TASK PROMPT:
Reproduce the listing below in its entirety. Change nothing.
++++++
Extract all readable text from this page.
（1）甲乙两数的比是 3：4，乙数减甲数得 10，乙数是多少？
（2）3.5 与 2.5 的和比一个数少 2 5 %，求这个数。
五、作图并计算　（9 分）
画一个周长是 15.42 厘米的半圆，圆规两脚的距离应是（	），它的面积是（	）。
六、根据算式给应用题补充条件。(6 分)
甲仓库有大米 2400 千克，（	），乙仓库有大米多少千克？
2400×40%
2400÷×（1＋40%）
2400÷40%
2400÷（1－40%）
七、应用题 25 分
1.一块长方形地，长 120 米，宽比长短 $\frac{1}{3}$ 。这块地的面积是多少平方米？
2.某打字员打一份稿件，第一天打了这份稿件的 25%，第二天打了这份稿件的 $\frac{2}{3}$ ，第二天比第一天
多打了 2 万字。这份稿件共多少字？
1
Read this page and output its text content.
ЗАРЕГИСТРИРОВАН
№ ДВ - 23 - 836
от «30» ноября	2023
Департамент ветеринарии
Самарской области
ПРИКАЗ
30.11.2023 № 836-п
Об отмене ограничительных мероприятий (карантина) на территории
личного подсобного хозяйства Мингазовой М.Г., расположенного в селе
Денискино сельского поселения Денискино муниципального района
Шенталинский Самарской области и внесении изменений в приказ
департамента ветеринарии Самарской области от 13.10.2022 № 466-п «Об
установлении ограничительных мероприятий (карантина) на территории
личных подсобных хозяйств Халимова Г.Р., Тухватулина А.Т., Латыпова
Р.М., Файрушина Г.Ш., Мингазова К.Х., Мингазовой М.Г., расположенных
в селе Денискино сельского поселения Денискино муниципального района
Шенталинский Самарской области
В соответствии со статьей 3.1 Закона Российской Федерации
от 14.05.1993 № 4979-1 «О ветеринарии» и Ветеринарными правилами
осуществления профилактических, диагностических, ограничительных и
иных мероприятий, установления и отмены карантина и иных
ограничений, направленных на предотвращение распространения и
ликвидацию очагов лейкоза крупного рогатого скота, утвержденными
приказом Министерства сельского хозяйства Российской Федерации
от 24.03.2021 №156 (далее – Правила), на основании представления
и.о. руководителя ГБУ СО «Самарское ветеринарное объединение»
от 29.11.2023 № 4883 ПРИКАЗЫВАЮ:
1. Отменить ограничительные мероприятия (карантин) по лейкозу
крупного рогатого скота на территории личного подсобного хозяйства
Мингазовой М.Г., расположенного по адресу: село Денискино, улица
++++++
EXERCISE SOLUTION:
Extract all readable text from this page.
（1）甲乙两数的比是 3：4，乙数减甲数得 10，乙数是多少？
（2）3.5 与 2.5 的和比一个数少 2 5 %，求这个数。
五、作图并计算　（9 分）
画一个周长是 15.42 厘米的半圆，圆规两脚的距离应是（	），它的面积是（	）。
六、根据算式给应用题补充条件。(6 分)
甲仓库有大米 2400 千克，（	），乙仓库有大米多少千克？
2400×40%
2400÷×（1＋40%）
2400÷40%
2400÷（1－40%）
七、应用题 25 分
1.一块长方形地，长 120 米，宽比长短 $\frac{1}{3}$ 。这块地的面积是多少平方米？
2.某打字员打一份稿件，第一天打了这份稿件的 25%，第二天打了这份稿件的 $\frac{2}{3}$ ，第二天比第一天
多打了 2 万字。这份稿件共多少字？
1
Read this page and output its text content.
ЗАРЕГИСТРИРОВАН
№ ДВ - 23 - 836
от «30» ноября	2023
Департамент ветеринарии
Самарской области
ПРИКАЗ
30.11.2023 № 836-п
Об отмене ограничительных мероприятий (карантина) на территории
личного подсобного хозяйства Мингазовой М.Г., расположенного в селе
Денискино сельского поселения Денискино муниципального района
Шенталинский Самарской области и внесении изменений в приказ
департамента ветеринарии Самарской области от 13.10.2022 № 466-п «Об
установлении ограничительных мероприятий (карантина) на территории
личных подсобных хозяйств Халимова Г.Р., Тухватулина А.Т., Латыпова
Р.М., Файрушина Г.Ш., Мингазова К.Х., Мингазовой М.Г., расположенных
в селе Денискино сельского поселения Денискино муниципального района
Шенталинский Самарской области
В соответствии со статьей 3.1 Закона Российской Федерации
от 14.05.1993 № 4979-1 «О ветеринарии» и Ветеринарными правилами
осуществления профилактических, диагностических, ограничительных и
иных мероприятий, установления и отмены карантина и иных
ограничений, направленных на предотвращение распространения и
ликвидацию очагов лейкоза крупного рогатого скота, утвержденными
приказом Министерства сельского хозяйства Российской Федерации
от 24.03.2021 №156 (далее – Правила), на основании представления
и.о. руководителя ГБУ СО «Самарское ветеринарное объединение»
от 29.11.2023 № 4883 ПРИКАЗЫВАЮ:
1. Отменить ограничительные мероприятия (карантин) по лейкозу
крупного рогатого скота на территории личного подсобного хозяйства
Мингазовой М.Г., расположенного по адресу: село Денискино, улица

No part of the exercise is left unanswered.